§ REQUIRED TASK:
Pull every line containing "translation" from the entries.
** start INFORMATION SUPPLIED **
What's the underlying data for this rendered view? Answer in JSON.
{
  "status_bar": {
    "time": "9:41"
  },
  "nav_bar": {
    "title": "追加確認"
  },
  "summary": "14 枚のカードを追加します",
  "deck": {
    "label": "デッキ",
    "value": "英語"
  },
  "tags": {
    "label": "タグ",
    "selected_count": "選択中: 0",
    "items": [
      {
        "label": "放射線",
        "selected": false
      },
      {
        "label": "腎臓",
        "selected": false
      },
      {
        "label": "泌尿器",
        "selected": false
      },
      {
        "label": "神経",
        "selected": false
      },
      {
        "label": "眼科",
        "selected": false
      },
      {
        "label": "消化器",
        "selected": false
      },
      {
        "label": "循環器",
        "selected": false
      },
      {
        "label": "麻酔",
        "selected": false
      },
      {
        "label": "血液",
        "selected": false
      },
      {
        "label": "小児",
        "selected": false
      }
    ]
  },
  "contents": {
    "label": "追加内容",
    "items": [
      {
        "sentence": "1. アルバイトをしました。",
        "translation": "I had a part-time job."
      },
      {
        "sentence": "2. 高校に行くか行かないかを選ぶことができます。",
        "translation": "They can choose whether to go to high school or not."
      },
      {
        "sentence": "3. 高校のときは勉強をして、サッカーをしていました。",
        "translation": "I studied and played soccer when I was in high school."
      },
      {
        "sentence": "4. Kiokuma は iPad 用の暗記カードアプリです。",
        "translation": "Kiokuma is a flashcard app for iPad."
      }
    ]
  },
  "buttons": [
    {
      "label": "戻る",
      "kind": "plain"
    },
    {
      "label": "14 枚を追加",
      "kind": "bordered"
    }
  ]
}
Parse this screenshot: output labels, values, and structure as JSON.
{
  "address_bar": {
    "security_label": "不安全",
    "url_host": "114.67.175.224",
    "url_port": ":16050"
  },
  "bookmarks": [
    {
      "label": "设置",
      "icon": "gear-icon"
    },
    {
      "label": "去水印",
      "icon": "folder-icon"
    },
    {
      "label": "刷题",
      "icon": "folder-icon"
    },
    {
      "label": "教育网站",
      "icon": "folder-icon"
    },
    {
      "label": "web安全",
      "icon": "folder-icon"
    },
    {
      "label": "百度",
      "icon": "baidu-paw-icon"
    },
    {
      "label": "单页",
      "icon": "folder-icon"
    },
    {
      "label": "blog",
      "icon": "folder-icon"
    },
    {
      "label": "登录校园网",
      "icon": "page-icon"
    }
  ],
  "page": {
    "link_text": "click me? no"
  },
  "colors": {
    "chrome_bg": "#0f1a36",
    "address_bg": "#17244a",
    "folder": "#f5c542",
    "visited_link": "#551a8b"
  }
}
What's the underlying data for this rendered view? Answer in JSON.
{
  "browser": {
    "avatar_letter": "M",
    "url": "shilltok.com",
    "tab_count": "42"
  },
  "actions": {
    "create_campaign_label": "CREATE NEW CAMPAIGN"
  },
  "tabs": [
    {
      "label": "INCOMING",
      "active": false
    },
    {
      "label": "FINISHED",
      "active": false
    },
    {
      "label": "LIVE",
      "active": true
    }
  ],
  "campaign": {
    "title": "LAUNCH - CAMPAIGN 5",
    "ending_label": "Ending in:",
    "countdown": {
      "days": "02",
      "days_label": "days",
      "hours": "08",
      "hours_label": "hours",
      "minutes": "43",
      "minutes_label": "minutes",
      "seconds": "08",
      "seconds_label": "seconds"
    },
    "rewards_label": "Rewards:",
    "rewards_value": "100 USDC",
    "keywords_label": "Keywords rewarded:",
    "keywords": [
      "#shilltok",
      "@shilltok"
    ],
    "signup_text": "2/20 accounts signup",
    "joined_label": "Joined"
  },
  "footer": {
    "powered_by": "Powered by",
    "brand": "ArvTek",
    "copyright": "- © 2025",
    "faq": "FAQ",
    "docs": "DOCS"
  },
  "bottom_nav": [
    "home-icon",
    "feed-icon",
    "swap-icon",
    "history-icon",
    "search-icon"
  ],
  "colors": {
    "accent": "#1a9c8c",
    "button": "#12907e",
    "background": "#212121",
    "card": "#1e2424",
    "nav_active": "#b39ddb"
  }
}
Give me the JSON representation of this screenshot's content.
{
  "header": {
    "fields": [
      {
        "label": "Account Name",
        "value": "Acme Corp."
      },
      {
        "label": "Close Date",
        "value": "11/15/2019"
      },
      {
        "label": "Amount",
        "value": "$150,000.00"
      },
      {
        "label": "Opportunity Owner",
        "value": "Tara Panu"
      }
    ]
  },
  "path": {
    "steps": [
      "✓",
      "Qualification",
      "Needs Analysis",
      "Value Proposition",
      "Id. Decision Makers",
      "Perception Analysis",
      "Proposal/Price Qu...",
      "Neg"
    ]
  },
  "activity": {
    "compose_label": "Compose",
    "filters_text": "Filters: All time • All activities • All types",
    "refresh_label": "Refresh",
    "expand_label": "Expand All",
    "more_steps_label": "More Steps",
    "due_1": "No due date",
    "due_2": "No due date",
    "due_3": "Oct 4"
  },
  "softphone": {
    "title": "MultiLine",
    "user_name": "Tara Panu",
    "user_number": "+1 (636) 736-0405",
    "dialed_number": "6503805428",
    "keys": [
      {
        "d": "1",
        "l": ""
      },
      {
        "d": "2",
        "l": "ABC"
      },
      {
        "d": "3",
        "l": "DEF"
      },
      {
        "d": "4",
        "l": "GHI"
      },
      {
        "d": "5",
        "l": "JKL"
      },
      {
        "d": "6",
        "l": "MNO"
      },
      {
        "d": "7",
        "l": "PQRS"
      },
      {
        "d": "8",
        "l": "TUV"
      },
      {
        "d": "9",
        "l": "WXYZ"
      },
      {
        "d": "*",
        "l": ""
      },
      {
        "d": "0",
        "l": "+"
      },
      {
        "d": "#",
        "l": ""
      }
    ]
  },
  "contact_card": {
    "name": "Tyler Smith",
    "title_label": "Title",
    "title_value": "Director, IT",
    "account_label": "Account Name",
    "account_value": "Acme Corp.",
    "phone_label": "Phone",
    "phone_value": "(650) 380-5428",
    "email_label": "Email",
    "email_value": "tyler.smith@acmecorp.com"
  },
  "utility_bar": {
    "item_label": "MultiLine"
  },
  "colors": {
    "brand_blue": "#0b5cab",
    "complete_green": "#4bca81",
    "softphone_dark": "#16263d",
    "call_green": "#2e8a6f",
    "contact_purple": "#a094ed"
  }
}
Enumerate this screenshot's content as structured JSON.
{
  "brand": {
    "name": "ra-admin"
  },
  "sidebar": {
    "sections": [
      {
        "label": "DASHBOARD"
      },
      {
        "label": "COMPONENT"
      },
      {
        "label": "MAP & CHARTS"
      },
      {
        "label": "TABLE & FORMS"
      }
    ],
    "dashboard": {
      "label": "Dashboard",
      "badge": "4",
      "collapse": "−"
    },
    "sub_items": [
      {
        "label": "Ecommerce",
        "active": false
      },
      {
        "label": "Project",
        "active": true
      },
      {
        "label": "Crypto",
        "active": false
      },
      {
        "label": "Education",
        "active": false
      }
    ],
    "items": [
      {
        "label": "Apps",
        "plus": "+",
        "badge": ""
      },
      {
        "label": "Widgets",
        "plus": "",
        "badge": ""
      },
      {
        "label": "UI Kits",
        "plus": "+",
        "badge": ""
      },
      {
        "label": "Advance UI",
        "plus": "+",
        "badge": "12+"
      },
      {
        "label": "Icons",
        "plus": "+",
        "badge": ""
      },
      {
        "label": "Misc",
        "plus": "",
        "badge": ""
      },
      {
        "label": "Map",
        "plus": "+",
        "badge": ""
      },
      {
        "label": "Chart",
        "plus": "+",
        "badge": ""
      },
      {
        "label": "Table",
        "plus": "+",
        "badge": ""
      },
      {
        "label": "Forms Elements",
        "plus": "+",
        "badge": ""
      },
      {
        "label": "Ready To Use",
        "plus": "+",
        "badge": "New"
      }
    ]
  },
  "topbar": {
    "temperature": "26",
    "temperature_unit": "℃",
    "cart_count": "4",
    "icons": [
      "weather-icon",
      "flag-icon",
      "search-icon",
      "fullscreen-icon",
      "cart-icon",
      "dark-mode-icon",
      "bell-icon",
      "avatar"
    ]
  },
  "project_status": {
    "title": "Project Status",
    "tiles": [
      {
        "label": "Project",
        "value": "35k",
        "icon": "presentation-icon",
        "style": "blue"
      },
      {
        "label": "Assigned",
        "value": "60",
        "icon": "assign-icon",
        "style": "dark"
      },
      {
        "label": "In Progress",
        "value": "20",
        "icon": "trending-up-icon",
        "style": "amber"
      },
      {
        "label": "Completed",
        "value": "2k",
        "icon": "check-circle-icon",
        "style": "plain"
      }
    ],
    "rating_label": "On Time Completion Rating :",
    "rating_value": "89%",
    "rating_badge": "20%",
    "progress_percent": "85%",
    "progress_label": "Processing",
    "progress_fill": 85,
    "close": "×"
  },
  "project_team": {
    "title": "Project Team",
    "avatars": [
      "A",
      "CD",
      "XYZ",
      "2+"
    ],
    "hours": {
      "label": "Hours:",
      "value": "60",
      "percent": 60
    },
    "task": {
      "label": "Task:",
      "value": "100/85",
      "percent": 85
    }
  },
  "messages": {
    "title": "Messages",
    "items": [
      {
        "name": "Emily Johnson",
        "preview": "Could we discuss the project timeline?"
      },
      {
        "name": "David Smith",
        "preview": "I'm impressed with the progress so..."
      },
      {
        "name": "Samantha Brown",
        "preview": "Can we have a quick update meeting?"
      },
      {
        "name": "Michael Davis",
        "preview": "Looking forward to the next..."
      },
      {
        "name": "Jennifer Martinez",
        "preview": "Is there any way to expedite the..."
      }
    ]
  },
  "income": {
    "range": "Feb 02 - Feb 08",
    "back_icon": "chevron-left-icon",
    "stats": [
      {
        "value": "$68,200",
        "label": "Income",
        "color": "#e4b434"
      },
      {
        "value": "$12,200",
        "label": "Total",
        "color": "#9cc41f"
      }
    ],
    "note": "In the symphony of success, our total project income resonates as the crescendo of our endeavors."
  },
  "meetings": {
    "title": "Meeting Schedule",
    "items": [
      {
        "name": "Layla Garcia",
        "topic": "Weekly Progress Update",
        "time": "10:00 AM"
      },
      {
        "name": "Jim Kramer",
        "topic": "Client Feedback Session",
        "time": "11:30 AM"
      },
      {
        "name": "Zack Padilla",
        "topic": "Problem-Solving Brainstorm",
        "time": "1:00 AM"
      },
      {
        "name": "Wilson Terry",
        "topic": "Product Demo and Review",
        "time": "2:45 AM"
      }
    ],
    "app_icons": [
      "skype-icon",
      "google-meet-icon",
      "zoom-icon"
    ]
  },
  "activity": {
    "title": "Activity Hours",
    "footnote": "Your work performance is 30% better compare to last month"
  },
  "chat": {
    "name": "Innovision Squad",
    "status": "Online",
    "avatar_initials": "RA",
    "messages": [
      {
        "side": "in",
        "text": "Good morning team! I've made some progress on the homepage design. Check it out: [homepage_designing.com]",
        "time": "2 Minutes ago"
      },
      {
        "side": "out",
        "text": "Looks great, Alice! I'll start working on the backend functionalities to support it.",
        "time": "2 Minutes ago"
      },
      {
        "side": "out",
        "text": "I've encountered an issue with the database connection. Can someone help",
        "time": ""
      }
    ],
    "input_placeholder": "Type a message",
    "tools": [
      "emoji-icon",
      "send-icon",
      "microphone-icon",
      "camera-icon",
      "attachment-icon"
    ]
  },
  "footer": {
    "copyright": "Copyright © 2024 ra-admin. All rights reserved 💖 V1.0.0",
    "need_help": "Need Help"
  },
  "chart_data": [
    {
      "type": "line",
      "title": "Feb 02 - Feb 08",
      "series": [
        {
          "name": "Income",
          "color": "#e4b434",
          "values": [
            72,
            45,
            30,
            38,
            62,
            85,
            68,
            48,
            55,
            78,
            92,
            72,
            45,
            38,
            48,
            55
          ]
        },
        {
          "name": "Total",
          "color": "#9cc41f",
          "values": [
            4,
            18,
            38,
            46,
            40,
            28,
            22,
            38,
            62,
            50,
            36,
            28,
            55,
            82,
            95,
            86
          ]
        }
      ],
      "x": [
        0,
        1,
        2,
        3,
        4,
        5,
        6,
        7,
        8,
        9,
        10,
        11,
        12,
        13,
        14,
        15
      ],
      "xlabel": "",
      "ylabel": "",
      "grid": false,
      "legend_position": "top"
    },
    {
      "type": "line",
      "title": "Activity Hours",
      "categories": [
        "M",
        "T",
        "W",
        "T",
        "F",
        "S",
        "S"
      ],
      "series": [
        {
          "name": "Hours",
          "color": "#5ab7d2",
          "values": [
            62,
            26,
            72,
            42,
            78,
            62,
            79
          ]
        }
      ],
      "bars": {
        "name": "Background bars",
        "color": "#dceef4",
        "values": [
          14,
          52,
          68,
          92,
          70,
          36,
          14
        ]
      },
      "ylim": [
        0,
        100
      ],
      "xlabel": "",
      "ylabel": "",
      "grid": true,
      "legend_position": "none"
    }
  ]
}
** end INFORMATION SUPPLIED **
§ SOLUTION FOR THIS TASK:
        "translation": "I had a part-time job."
        "translation": "They can choose whether to go to high school or not."
        "translation": "I studied and played soccer when I was in high school."
        "translation": "Kiokuma is a flashcard app for iPad."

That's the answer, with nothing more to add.